Job -> Extract each line of the data below exactly as written.

--- Start Records to use ---

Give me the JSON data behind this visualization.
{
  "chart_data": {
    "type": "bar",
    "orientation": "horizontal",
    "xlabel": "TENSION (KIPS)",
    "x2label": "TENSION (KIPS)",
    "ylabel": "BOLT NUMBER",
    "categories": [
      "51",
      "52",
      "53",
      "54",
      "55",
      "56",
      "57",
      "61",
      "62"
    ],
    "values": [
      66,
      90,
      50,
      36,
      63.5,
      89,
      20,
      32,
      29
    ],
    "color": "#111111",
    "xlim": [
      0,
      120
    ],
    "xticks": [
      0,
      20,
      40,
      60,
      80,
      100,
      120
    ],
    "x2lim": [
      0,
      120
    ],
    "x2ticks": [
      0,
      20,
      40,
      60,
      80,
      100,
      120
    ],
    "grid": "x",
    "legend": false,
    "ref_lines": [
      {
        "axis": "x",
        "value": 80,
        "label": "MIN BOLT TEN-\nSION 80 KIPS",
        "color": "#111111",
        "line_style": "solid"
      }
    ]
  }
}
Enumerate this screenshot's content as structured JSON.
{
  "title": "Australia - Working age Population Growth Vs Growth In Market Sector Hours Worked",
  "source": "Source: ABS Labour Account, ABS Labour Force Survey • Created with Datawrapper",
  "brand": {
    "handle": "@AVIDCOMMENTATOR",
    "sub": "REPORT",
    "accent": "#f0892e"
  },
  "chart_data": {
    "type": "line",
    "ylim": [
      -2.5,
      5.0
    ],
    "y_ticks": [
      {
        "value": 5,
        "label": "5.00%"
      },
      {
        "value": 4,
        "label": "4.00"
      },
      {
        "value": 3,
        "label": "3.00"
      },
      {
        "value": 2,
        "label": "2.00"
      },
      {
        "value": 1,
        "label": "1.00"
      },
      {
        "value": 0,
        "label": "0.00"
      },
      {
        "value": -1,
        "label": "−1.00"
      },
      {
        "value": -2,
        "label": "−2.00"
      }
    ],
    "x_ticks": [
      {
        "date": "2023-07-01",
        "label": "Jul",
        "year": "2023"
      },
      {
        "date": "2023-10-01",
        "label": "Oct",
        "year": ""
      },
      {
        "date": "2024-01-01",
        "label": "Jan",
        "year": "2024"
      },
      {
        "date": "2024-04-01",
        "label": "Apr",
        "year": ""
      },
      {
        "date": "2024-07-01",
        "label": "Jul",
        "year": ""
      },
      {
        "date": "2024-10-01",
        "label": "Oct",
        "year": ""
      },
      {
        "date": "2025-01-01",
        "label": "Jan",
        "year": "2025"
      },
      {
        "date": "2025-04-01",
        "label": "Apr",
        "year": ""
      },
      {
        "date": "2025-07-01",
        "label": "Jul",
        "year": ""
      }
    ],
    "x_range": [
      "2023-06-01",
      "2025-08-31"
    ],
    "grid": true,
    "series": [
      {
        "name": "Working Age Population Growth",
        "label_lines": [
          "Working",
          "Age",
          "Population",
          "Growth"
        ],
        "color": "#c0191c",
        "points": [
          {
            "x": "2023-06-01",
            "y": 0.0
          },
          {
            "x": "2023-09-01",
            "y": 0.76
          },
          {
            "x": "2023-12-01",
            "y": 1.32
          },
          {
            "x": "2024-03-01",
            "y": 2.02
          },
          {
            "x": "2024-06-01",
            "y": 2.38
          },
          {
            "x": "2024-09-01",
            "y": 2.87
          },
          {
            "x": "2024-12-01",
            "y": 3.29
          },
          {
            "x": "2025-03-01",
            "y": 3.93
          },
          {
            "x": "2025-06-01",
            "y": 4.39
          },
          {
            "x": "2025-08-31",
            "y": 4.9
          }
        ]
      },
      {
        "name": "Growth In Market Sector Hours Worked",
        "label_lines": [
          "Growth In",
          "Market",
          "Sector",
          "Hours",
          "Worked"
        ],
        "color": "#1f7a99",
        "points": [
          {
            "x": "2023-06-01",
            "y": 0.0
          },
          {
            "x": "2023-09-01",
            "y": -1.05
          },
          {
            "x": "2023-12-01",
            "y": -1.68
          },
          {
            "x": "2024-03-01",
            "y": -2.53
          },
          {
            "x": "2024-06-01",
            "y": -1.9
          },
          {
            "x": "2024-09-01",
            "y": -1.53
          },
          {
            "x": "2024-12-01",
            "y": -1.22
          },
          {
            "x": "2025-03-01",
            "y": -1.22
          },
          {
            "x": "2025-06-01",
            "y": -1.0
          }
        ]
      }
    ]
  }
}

--- End Records to use ---

Answer to the task ->
Give me the JSON data behind this visualization.
{
  "chart_data": {
    "type": "bar",
    "orientation": "horizontal",
    "xlabel": "TENSION (KIPS)",
    "x2label": "TENSION (KIPS)",
    "ylabel": "BOLT NUMBER",
    "categories": [
      "51",
      "52",
      "53",
      "54",
      "55",
      "56",
      "57",
      "61",
      "62"
    ],
    "values": [
      66,
      90,
      50,
      36,
      63.5,
      89,
      20,
      32,
      29
    ],
    "color": "#111111",
    "xlim": [
      0,
      120
    ],
    "xticks": [
      0,
      20,
      40,
      60,
      80,
      100,
      120
    ],
    "x2lim": [
      0,
      120
    ],
    "x2ticks": [
      0,
      20,
      40,
      60,
      80,
      100,
      120
    ],
    "grid": "x",
    "legend": false,
    "ref_lines": [
      {
        "axis": "x",
        "value": 80,
        "label": "MIN BOLT TEN-\nSION 80 KIPS",
        "color": "#111111",
        "line_style": "solid"
      }
    ]
  }
}
Enumerate this screenshot's content as structured JSON.
{
  "title": "Australia - Working age Population Growth Vs Growth In Market Sector Hours Worked",
  "source": "Source: ABS Labour Account, ABS Labour Force Survey • Created with Datawrapper",
  "brand": {
    "handle": "@AVIDCOMMENTATOR",
    "sub": "REPORT",
    "accent": "#f0892e"
  },
  "chart_data": {
    "type": "line",
    "ylim": [
      -2.5,
      5.0
    ],
    "y_ticks": [
      {
        "value": 5,
        "label": "5.00%"
      },
      {
        "value": 4,
        "label": "4.00"
      },
      {
        "value": 3,
        "label": "3.00"
      },
      {
        "value": 2,
        "label": "2.00"
      },
      {
        "value": 1,
        "label": "1.00"
      },
      {
        "value": 0,
        "label": "0.00"
      },
      {
        "value": -1,
        "label": "−1.00"
      },
      {
        "value": -2,
        "label": "−2.00"
      }
    ],
    "x_ticks": [
      {
        "date": "2023-07-01",
        "label": "Jul",
        "year": "2023"
      },
      {
        "date": "2023-10-01",
        "label": "Oct",
        "year": ""
      },
      {
        "date": "2024-01-01",
        "label": "Jan",
        "year": "2024"
      },
      {
        "date": "2024-04-01",
        "label": "Apr",
        "year": ""
      },
      {
        "date": "2024-07-01",
        "label": "Jul",
        "year": ""
      },
      {
        "date": "2024-10-01",
        "label": "Oct",
        "year": ""
      },
      {
        "date": "2025-01-01",
        "label": "Jan",
        "year": "2025"
      },
      {
        "date": "2025-04-01",
        "label": "Apr",
        "year": ""
      },
      {
        "date": "2025-07-01",
        "label": "Jul",
        "year": ""
      }
    ],
    "x_range": [
      "2023-06-01",
      "2025-08-31"
    ],
    "grid": true,
    "series": [
      {
        "name": "Working Age Population Growth",
        "label_lines": [
          "Working",
          "Age",
          "Population",
          "Growth"
        ],
        "color": "#c0191c",
        "points": [
          {
            "x": "2023-06-01",
            "y": 0.0
          },
          {
            "x": "2023-09-01",
            "y": 0.76
          },
          {
            "x": "2023-12-01",
            "y": 1.32
          },
          {
            "x": "2024-03-01",
            "y": 2.02
          },
          {
            "x": "2024-06-01",
            "y": 2.38
          },
          {
            "x": "2024-09-01",
            "y": 2.87
          },
          {
            "x": "2024-12-01",
            "y": 3.29
          },
          {
            "x": "2025-03-01",
            "y": 3.93
          },
          {
            "x": "2025-06-01",
            "y": 4.39
          },
          {
            "x": "2025-08-31",
            "y": 4.9
          }
        ]
      },
      {
        "name": "Growth In Market Sector Hours Worked",
        "label_lines": [
          "Growth In",
          "Market",
          "Sector",
          "Hours",
          "Worked"
        ],
        "color": "#1f7a99",
        "points": [
          {
            "x": "2023-06-01",
            "y": 0.0
          },
          {
            "x": "2023-09-01",
            "y": -1.05
          },
          {
            "x": "2023-12-01",
            "y": -1.68
          },
          {
            "x": "2024-03-01",
            "y": -2.53
          },
          {
            "x": "2024-06-01",
            "y": -1.9
          },
          {
            "x": "2024-09-01",
            "y": -1.53
          },
          {
            "x": "2024-12-01",
            "y": -1.22
          },
          {
            "x": "2025-03-01",
            "y": -1.22
          },
          {
            "x": "2025-06-01",
            "y": -1.0
          }
        ]
      }
    ]
  }
}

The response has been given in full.